▶ _Exercise directions_:
Count how many lines of the data below contain the string "Mesa"; the reply should be that number alone.

▶ _Listed records_:
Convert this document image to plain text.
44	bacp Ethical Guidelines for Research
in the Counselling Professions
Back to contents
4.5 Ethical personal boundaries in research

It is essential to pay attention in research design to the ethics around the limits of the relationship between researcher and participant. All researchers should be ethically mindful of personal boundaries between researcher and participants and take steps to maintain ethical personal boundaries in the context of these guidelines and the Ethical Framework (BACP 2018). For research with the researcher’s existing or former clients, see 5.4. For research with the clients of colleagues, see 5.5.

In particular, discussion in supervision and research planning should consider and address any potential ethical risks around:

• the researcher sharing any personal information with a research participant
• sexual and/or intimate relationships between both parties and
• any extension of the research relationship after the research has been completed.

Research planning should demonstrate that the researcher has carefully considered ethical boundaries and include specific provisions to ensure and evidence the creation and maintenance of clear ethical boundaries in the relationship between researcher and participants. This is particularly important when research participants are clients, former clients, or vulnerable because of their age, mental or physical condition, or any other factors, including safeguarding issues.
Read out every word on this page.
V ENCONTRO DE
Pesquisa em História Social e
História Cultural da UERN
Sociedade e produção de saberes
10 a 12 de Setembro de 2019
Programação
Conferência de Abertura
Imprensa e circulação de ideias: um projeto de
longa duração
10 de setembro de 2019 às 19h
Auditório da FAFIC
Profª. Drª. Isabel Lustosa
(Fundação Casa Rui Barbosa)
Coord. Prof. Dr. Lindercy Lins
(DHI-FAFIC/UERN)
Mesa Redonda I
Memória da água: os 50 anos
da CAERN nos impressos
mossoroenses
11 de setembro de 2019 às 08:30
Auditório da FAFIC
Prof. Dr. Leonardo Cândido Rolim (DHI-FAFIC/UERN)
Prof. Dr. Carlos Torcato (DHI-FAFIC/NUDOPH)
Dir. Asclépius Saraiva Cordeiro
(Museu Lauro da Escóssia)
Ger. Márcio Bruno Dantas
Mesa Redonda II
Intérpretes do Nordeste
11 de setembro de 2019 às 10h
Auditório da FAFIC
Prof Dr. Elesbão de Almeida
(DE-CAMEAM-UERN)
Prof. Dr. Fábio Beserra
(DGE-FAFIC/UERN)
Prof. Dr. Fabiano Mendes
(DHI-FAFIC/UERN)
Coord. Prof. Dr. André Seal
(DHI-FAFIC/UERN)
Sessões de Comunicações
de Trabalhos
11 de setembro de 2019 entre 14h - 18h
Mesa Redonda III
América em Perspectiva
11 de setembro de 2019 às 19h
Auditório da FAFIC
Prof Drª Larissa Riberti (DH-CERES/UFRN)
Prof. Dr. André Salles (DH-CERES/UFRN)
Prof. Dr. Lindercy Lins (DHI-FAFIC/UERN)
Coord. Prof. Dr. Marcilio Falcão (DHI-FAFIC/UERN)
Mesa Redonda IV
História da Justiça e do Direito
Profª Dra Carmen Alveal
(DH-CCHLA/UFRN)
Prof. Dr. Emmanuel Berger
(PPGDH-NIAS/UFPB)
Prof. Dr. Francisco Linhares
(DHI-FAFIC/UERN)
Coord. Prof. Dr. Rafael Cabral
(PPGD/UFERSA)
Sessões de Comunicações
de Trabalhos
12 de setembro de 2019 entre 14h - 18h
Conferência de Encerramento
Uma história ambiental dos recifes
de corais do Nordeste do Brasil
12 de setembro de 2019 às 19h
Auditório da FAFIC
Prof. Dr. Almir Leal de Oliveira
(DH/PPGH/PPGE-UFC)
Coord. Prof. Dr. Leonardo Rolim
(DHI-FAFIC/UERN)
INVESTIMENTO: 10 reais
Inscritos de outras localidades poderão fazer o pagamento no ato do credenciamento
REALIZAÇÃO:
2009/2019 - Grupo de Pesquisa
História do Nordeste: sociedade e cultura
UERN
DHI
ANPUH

▶ _Solution for this task_:
4